*EXERCISE BRIEF*. Across the material below, how many lines contain the word "more"? Give only the number.

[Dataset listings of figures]
__________

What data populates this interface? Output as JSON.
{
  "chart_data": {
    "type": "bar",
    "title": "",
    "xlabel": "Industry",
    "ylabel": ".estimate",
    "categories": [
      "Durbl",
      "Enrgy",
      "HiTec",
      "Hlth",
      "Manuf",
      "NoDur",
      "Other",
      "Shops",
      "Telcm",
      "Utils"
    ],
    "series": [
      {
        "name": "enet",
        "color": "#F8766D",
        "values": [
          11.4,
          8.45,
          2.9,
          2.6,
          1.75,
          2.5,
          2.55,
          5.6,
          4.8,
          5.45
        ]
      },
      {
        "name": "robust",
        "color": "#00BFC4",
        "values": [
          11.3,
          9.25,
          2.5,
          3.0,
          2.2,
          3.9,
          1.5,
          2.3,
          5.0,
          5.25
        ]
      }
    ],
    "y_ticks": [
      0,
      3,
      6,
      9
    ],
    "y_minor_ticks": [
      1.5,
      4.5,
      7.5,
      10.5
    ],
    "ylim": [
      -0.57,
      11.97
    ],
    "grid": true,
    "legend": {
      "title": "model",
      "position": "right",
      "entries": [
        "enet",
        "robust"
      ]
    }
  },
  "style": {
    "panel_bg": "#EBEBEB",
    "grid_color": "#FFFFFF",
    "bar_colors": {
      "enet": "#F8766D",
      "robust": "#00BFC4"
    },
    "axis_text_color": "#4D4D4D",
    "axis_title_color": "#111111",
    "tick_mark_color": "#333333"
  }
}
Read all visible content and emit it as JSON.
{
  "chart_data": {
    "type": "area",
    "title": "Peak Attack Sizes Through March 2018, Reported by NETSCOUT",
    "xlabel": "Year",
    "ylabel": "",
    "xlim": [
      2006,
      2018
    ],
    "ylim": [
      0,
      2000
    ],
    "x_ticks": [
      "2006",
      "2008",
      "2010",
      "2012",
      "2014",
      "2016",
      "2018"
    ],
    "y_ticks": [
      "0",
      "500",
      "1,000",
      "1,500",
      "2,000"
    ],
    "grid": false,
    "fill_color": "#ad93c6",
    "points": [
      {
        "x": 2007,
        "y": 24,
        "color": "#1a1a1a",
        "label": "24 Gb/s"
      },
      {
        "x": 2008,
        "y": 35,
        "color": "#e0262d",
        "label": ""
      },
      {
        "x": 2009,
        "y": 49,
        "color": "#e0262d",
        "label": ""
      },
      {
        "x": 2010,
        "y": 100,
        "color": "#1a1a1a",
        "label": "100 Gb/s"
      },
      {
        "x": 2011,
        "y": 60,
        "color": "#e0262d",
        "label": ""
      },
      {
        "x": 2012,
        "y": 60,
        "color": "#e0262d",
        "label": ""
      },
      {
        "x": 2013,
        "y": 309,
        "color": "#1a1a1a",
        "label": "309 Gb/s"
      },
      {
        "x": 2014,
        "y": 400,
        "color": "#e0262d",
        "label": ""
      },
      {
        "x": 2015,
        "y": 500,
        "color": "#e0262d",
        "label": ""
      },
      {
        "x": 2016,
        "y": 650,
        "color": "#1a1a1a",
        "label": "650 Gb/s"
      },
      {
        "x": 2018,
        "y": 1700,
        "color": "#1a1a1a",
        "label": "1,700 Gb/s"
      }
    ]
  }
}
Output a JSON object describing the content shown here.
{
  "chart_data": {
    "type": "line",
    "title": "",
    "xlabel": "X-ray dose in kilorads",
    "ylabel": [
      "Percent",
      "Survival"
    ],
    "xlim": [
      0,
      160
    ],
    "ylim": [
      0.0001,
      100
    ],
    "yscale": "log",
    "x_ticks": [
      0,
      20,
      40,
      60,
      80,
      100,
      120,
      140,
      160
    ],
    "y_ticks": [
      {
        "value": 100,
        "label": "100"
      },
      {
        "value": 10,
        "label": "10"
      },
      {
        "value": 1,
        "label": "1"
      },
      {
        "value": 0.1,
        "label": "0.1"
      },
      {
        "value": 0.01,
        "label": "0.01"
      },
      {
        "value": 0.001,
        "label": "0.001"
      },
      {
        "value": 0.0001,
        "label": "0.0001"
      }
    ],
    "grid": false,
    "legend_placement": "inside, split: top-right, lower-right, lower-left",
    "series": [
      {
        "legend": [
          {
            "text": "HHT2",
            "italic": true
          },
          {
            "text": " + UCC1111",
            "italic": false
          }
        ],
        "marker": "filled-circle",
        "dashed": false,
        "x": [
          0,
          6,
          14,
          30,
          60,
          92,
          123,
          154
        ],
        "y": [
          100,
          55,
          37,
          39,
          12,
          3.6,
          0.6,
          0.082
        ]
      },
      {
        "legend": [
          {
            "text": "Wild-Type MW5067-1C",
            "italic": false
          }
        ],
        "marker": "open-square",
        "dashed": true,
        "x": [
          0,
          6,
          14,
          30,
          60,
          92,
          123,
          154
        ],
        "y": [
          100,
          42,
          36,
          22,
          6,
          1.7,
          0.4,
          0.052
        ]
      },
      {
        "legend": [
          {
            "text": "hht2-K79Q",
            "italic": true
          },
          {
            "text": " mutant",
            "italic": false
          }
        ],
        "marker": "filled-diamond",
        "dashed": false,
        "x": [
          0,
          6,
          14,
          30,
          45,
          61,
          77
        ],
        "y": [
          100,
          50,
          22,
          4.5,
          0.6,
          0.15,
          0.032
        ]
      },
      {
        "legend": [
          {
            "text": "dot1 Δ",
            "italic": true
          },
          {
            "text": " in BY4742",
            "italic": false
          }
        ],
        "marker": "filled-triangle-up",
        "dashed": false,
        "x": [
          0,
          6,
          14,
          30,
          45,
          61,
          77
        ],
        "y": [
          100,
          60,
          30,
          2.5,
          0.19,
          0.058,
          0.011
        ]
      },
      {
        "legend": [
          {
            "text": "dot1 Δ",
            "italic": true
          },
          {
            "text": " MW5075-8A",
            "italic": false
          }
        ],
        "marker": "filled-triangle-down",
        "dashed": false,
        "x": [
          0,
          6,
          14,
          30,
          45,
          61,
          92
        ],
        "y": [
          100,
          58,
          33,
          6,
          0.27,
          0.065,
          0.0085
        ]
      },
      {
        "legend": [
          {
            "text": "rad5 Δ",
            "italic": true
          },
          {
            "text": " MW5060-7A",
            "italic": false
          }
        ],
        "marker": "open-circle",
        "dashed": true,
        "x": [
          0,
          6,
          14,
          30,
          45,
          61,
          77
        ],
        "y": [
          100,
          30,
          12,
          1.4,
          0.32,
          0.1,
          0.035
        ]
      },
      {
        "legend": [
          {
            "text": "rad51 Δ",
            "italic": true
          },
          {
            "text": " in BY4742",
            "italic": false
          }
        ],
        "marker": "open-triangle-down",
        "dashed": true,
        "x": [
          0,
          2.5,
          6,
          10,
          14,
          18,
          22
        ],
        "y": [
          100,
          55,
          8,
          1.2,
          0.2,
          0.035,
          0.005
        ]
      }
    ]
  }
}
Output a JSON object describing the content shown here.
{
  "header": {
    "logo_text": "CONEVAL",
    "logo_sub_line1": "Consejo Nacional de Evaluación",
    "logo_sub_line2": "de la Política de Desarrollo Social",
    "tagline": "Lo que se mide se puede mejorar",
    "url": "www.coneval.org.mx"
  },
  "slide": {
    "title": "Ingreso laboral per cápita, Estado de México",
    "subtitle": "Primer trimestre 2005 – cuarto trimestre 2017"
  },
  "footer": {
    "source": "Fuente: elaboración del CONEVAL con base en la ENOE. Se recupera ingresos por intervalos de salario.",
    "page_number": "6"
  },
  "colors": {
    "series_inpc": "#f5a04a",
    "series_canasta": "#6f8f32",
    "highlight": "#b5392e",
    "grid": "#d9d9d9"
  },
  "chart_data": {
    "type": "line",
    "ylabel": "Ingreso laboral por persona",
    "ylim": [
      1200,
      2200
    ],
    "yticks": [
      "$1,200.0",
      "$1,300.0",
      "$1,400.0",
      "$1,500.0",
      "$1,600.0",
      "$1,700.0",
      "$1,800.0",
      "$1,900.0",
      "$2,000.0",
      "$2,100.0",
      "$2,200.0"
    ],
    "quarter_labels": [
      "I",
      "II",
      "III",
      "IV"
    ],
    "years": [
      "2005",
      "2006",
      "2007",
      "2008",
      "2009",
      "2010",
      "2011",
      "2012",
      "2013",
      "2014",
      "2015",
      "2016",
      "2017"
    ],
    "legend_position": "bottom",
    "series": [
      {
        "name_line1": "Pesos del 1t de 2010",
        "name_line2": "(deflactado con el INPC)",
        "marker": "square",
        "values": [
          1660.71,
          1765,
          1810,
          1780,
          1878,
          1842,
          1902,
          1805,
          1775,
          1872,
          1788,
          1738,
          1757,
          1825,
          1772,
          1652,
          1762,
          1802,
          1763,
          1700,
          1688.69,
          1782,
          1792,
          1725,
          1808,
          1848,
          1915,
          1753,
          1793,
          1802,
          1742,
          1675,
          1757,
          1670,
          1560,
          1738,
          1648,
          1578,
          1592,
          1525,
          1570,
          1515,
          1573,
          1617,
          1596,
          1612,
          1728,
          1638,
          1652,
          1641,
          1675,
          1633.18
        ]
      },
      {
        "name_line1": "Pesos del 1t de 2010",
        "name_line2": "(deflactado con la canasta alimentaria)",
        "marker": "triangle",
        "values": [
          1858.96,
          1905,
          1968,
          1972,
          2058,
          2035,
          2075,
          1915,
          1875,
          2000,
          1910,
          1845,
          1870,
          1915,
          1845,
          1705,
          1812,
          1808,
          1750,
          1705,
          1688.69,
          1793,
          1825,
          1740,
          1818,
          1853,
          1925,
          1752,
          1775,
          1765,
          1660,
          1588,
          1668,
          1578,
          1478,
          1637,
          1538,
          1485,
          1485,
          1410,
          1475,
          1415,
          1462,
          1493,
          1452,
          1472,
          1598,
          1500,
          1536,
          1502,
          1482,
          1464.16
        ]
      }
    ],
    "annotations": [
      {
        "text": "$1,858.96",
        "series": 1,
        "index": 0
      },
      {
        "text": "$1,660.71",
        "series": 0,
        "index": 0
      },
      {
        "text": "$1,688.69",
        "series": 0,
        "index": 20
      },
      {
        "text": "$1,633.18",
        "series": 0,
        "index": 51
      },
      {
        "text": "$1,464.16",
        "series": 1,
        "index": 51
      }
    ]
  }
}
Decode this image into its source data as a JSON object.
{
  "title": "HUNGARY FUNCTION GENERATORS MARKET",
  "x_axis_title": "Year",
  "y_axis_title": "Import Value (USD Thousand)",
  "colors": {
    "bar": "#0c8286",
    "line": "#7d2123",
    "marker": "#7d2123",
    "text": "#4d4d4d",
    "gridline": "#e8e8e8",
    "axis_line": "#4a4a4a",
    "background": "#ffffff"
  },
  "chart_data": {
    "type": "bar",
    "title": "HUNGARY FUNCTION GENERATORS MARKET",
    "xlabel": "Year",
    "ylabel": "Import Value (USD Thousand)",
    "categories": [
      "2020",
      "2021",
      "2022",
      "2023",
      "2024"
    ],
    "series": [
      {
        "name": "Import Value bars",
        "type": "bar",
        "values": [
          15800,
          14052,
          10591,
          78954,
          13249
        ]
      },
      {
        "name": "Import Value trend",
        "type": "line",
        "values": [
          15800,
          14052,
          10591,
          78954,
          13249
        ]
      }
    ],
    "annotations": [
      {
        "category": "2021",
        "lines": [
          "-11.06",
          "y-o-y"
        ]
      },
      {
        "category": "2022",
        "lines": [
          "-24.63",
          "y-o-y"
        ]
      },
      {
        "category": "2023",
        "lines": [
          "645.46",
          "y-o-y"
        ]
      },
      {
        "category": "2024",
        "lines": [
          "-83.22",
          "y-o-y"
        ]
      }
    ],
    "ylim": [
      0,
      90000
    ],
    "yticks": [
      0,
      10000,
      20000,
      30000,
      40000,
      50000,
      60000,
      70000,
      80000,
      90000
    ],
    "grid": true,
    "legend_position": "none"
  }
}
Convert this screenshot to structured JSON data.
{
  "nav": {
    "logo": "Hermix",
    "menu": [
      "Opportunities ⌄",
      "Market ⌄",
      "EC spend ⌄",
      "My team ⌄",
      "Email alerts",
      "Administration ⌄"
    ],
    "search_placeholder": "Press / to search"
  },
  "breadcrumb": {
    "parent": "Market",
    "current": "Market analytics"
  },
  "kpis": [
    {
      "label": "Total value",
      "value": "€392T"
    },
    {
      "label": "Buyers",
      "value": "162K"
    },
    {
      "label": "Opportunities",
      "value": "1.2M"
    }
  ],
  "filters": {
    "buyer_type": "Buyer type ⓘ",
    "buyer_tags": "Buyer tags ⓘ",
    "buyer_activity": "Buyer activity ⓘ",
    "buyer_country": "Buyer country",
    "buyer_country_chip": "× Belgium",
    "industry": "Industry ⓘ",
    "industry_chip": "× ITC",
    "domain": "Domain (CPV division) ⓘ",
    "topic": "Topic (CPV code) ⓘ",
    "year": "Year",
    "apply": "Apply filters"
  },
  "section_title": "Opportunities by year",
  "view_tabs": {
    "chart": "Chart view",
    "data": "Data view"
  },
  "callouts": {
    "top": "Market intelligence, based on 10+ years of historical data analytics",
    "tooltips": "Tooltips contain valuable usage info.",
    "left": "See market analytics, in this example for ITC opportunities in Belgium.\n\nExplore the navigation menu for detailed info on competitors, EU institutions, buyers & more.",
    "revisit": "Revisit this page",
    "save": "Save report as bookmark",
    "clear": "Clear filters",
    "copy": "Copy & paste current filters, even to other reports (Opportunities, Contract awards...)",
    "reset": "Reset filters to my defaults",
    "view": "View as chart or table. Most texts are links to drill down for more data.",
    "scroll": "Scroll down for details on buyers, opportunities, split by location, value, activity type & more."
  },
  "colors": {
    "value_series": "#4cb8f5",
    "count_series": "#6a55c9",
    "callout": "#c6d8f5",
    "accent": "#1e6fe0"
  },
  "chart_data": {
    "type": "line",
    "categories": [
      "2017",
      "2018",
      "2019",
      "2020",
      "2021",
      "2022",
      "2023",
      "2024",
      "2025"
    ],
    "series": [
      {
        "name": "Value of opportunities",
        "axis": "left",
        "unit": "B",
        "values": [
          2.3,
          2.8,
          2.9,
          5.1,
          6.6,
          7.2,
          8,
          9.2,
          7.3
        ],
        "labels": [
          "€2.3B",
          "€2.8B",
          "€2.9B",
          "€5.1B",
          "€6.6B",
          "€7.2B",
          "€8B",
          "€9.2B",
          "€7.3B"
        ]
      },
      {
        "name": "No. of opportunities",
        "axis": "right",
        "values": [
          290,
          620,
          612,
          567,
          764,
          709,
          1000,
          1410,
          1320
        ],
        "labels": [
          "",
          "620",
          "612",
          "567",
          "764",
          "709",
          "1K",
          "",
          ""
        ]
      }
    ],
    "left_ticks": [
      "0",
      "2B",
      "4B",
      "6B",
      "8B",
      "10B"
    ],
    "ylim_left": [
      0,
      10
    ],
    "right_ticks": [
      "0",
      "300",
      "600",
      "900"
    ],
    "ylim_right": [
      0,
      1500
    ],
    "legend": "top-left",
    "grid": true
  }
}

__________

*TASK OUTPUT*. 3